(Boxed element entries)
______________________________

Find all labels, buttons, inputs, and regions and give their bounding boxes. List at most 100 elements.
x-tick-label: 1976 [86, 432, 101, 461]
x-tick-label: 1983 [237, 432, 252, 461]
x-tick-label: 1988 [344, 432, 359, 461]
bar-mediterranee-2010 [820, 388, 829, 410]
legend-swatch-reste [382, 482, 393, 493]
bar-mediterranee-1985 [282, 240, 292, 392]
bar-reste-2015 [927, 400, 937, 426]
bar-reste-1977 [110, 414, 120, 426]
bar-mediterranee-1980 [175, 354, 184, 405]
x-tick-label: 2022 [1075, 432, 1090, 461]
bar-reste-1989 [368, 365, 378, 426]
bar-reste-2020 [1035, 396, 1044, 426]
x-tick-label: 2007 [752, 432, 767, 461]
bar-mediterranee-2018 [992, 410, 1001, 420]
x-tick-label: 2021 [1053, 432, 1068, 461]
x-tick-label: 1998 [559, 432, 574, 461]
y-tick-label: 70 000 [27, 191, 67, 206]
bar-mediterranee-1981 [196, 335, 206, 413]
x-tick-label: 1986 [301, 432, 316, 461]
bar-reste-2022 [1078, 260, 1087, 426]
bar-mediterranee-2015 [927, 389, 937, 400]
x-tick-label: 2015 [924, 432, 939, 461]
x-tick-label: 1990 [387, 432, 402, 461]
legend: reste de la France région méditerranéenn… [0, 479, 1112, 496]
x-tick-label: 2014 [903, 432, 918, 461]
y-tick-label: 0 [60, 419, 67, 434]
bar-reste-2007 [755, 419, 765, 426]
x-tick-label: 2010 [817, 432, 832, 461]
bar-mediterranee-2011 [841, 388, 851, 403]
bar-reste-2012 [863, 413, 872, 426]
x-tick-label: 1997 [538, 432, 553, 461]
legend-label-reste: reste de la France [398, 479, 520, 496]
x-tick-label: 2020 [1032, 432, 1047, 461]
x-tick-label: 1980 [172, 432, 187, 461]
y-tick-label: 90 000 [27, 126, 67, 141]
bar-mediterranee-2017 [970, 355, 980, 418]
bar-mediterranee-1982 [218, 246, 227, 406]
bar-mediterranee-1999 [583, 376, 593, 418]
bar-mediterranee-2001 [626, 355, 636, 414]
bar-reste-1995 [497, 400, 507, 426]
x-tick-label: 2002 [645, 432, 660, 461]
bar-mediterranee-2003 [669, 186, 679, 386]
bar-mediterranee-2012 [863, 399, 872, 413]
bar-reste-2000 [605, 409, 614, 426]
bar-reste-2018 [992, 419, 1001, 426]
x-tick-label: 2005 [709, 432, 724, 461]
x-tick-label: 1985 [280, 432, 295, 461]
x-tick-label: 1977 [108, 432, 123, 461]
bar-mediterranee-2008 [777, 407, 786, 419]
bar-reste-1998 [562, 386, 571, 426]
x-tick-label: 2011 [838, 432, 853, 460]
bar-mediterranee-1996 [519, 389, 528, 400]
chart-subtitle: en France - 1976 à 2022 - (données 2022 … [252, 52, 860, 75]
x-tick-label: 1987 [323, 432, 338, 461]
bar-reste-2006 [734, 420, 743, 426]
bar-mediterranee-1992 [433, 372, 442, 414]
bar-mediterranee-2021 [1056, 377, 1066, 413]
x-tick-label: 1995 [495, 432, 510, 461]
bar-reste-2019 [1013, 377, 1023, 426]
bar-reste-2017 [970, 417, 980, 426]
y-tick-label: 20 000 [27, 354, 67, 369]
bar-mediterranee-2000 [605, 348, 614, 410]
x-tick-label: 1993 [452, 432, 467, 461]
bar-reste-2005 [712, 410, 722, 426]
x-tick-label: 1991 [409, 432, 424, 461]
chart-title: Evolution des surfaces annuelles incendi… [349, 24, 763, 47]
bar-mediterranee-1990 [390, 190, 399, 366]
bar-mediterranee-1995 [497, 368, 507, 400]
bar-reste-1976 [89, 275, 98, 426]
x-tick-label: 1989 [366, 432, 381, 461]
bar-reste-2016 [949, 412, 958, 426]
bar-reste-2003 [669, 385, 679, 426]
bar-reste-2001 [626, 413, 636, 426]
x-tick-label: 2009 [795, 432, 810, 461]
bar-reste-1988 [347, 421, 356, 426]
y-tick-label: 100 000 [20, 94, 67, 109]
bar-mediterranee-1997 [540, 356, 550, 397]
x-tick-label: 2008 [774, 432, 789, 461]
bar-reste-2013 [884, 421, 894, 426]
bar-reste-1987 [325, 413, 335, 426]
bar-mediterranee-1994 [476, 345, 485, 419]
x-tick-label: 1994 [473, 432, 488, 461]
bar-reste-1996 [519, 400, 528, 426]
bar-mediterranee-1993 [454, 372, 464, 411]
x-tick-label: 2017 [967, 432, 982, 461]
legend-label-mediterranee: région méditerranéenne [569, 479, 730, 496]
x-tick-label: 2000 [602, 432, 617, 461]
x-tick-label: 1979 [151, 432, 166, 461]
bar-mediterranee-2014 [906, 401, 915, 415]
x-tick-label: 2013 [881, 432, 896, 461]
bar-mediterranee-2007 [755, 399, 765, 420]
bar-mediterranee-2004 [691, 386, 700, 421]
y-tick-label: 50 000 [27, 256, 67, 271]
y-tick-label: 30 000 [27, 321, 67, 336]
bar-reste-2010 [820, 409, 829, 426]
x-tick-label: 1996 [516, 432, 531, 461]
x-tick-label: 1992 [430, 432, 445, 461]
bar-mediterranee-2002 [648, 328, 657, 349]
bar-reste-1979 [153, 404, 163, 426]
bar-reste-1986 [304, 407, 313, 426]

______________________________

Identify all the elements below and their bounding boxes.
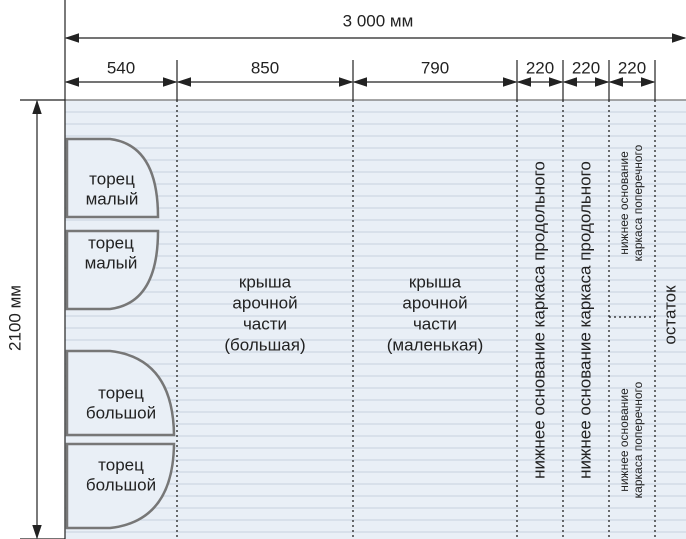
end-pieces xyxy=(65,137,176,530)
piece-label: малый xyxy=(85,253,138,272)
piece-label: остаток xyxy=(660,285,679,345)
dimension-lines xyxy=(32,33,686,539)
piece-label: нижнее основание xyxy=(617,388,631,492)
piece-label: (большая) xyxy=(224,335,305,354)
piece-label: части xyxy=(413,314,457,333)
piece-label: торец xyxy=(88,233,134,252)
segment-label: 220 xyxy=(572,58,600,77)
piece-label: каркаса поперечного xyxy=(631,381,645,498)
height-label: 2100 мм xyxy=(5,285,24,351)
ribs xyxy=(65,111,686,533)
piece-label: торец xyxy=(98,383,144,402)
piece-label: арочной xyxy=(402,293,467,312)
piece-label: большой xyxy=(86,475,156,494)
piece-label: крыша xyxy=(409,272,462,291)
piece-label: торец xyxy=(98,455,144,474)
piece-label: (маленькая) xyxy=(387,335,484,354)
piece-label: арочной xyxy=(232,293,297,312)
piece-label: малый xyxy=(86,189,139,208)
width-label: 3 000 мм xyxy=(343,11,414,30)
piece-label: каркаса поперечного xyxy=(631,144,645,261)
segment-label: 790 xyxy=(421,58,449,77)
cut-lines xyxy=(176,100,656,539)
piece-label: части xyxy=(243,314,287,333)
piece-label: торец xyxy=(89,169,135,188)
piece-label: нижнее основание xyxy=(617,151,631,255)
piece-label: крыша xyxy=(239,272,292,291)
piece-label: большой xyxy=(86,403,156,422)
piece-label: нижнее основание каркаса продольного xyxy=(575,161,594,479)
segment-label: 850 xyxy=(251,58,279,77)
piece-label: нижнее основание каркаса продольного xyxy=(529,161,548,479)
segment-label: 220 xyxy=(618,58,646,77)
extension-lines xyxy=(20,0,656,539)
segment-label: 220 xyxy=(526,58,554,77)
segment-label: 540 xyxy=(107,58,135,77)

______________________________

:: TASK OBJECTIVE ::
Please quote the rows between the line containing "Find all labels, buttons, inputs, and" and the line containing "bar-mediterranee-2010 [820, 388, 829, 410]", inclusive, reproducing each one character for character.

:: OUTPUT OF THE EXERCISE ::
Find all labels, buttons, inputs, and regions and give their bounding boxes. List at most 100 elements.
x-tick-label: 1976 [86, 432, 101, 461]
x-tick-label: 1983 [237, 432, 252, 461]
x-tick-label: 1988 [344, 432, 359, 461]
bar-mediterranee-2010 [820, 388, 829, 410]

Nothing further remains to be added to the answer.